__Enunciado 1__:
Reproduce sin cambios las líneas de los registros desde el comienzo hasta la línea que contiene "pinned-label: Pinned (51, 224, 92, 239)", incluida esa línea.
__________
El Sueño es una representación de la naturaleza científica y filosófica del hombre en donde se representa de manera dinámica y poética la necesidad de encontrar, en el devenir cotidiano, la presencia de la verdad. Ésta, por toda la influencia de la metafísica tradicional, había sido relegada a un ámbito inasequible para el hombre, a un espacio artificioso donde parecía inútil repensar la forma de las formas; la imagen del mundo de sombras de Platón, iluminado por las formas puras de la verdad desde la intemporalidad; o la sustancia de Aristóteles como el ser en sí mismo que también queda justificado sólo con la idea del bien como trascendental del ser, uno, inmóvil e inmutable. Buxó2 nos dice, a propósito de El Sueño, que representa un modelo del mundo, en el que el hombre es imagen de todo el universo, y éste que es animal perfecto, se corresponde con las partes del universo. Lo que en realidad se muestra aquí es un esfuerzo por reconciliar lo que estaba en disputa a partir de los descubrimientos científicos de su época: el pensamiento y el tiempo. Y para esto nos habla de la presencia de sentido en el mundo, que si bien es dinámico y cambiante, permanece la verdad gracias a ciertos principios en el tiempo y en el espacio que sostienen la posibilidad de un acercamiento a la necesidad del orden en la naturaleza; que aunque de manera cambiante, contienen elementos sustanciales. No es como lo afirma Aristóteles con la permanencia de la sustancia, afirmando que persiste algo ya inscrito en la naturaleza de manera independiente de los accidentes; ella acepta que la sustancia misma pueda modificarse de acuerdo al sentido que se dé en el mundo por la acción de la humanidad o de las circunstancias, sin cambiar la intención inicial, en este caso, divina.

 

La idea del tiempo y su relación con el pensamiento ocupa un lugar central en esta obra, la propuesta de ver en el movimiento la presencia de un orden inmanente nos remonta a la solución de los principios seminales, amparados en última instancia por Dios, idea que ya sostenía Plotino para dar respuesta a la relatividad del pensamiento.

 

De esto resulta una compleja pero hermosa construcción, que en el contexto de su época, es un himno callado al conocimiento humano que deambula entorno a la pregunta sobre la naturaleza de la verdad. La pregunta sobre la esencia del mundo queda reflejada como un gemido de un niño en los brazos de su madre, como un afán constante de saber con la seguridad existencial de la búsqueda. La empresa que emprende Sor Juana es como dice Paz, "no es el poema del conocimiento como un vano sueño, sino el poema del acto de conocer"3. Es precisamente darse cuenta, que en el ámbito de la vida, no es posible dejar de sentirse cobijado por la seguridad de un orden necesario inscrito en la naturaleza a pesar de todos los tropiezos del pensamiento.

 

Es interesante el repetido énfasis sobre la incorporación del tiempo en su concepción del universo, de aquí la secuencia elíptica de su obra. Tanto en su contenido como en su forma se da esta característica, el transcurrir de la naturaleza y del universo también se deja sentir en la galopante secuencia de sus reflexiones. La suavidad con la que el orden físico nos asombra, también se deja sentir en la estructura de El Sueño.
__________
__Enunciado 2__:
En el fragmento sobre El Sueño, ¿qué pensador sostenía ya la idea de los principios seminales amparados en última instancia por Dios?
__________
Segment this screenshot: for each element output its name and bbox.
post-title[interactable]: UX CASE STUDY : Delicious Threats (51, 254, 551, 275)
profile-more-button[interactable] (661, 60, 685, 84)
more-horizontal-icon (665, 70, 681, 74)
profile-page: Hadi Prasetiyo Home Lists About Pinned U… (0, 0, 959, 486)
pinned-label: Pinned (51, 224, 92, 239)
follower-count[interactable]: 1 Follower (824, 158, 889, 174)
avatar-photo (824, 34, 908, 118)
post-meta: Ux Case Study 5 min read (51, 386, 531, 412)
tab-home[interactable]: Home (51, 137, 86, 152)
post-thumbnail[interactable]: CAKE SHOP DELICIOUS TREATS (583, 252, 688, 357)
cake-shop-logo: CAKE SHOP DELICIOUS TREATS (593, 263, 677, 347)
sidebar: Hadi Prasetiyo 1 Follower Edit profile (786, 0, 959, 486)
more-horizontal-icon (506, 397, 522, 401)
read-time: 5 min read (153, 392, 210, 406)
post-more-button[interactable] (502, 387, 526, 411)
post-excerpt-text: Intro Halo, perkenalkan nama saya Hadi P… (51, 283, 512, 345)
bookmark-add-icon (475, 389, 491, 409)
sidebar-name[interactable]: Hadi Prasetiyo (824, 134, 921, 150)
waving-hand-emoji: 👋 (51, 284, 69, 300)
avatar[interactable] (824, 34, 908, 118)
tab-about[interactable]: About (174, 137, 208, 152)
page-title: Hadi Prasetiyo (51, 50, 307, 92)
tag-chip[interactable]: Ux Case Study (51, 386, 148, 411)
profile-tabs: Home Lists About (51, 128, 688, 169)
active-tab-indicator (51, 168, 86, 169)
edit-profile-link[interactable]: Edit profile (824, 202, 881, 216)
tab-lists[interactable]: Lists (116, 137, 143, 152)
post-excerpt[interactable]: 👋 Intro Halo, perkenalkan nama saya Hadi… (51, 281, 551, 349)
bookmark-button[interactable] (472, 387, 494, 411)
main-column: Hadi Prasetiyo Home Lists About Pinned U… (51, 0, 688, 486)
__________
__Resultado 1__:
Segment this screenshot: for each element output its name and bbox.
post-title[interactable]: UX CASE STUDY : Delicious Threats (51, 254, 551, 275)
profile-more-button[interactable] (661, 60, 685, 84)
more-horizontal-icon (665, 70, 681, 74)
profile-page: Hadi Prasetiyo Home Lists About Pinned U… (0, 0, 959, 486)
pinned-label: Pinned (51, 224, 92, 239)

__Resultado 2__:
Plotino.